== Activity ==
An exact, complete copy of the lines below is the expected answer.

== Information given ==
◇ ◇ ◇ ◇ ◇ ◇ ◇

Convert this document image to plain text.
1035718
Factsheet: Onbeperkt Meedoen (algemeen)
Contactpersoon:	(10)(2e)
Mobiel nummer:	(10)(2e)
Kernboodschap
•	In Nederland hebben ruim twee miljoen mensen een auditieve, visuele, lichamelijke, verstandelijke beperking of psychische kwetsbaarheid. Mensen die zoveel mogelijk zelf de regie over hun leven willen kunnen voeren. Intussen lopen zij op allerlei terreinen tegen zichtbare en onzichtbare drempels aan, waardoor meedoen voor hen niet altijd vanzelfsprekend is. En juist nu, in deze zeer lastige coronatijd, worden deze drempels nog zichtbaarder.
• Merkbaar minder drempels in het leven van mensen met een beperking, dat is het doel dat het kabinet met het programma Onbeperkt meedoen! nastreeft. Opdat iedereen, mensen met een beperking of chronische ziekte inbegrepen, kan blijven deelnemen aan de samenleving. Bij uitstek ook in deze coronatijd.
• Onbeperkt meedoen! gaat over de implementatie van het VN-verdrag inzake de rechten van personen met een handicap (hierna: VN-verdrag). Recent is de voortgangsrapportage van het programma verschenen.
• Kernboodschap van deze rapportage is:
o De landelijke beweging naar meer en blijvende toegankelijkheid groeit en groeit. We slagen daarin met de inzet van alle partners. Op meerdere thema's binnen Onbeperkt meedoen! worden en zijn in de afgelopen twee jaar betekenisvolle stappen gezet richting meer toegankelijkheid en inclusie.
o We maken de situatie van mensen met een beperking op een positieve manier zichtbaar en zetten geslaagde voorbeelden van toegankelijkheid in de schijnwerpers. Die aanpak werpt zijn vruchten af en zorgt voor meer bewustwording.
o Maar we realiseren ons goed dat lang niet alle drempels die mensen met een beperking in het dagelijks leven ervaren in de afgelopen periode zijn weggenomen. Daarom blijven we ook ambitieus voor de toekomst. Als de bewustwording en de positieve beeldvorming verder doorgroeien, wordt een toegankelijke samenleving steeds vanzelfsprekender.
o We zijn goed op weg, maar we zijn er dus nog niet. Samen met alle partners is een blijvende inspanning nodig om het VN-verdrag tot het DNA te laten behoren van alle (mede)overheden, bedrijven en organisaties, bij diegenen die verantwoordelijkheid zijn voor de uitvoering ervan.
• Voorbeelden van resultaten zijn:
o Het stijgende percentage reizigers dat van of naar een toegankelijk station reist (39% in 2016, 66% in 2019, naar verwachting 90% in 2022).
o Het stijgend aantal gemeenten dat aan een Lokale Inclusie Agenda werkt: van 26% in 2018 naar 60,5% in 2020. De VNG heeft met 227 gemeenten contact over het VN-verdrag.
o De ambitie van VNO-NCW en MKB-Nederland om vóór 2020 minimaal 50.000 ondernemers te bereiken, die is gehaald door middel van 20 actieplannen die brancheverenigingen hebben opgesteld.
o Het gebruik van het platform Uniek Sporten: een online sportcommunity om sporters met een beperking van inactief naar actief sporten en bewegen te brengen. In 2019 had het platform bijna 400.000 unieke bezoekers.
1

◇ ◇ ◇ ◇ ◇ ◇ ◇

== Answer to this task ==
Convert this document image to plain text.
1035718
Factsheet: Onbeperkt Meedoen (algemeen)
Contactpersoon:	(10)(2e)
Mobiel nummer:	(10)(2e)
Kernboodschap
•	In Nederland hebben ruim twee miljoen mensen een auditieve, visuele, lichamelijke, verstandelijke beperking of psychische kwetsbaarheid. Mensen die zoveel mogelijk zelf de regie over hun leven willen kunnen voeren. Intussen lopen zij op allerlei terreinen tegen zichtbare en onzichtbare drempels aan, waardoor meedoen voor hen niet altijd vanzelfsprekend is. En juist nu, in deze zeer lastige coronatijd, worden deze drempels nog zichtbaarder.
• Merkbaar minder drempels in het leven van mensen met een beperking, dat is het doel dat het kabinet met het programma Onbeperkt meedoen! nastreeft. Opdat iedereen, mensen met een beperking of chronische ziekte inbegrepen, kan blijven deelnemen aan de samenleving. Bij uitstek ook in deze coronatijd.
• Onbeperkt meedoen! gaat over de implementatie van het VN-verdrag inzake de rechten van personen met een handicap (hierna: VN-verdrag). Recent is de voortgangsrapportage van het programma verschenen.
• Kernboodschap van deze rapportage is:
o De landelijke beweging naar meer en blijvende toegankelijkheid groeit en groeit. We slagen daarin met de inzet van alle partners. Op meerdere thema's binnen Onbeperkt meedoen! worden en zijn in de afgelopen twee jaar betekenisvolle stappen gezet richting meer toegankelijkheid en inclusie.
o We maken de situatie van mensen met een beperking op een positieve manier zichtbaar en zetten geslaagde voorbeelden van toegankelijkheid in de schijnwerpers. Die aanpak werpt zijn vruchten af en zorgt voor meer bewustwording.
o Maar we realiseren ons goed dat lang niet alle drempels die mensen met een beperking in het dagelijks leven ervaren in de afgelopen periode zijn weggenomen. Daarom blijven we ook ambitieus voor de toekomst. Als de bewustwording en de positieve beeldvorming verder doorgroeien, wordt een toegankelijke samenleving steeds vanzelfsprekender.
o We zijn goed op weg, maar we zijn er dus nog niet. Samen met alle partners is een blijvende inspanning nodig om het VN-verdrag tot het DNA te laten behoren van alle (mede)overheden, bedrijven en organisaties, bij diegenen die verantwoordelijkheid zijn voor de uitvoering ervan.
• Voorbeelden van resultaten zijn:
o Het stijgende percentage reizigers dat van of naar een toegankelijk station reist (39% in 2016, 66% in 2019, naar verwachting 90% in 2022).
o Het stijgend aantal gemeenten dat aan een Lokale Inclusie Agenda werkt: van 26% in 2018 naar 60,5% in 2020. De VNG heeft met 227 gemeenten contact over het VN-verdrag.
o De ambitie van VNO-NCW en MKB-Nederland om vóór 2020 minimaal 50.000 ondernemers te bereiken, die is gehaald door middel van 20 actieplannen die brancheverenigingen hebben opgesteld.
o Het gebruik van het platform Uniek Sporten: een online sportcommunity om sporters met een beperking van inactief naar actief sporten en bewegen te brengen. In 2019 had het platform bijna 400.000 unieke bezoekers.
1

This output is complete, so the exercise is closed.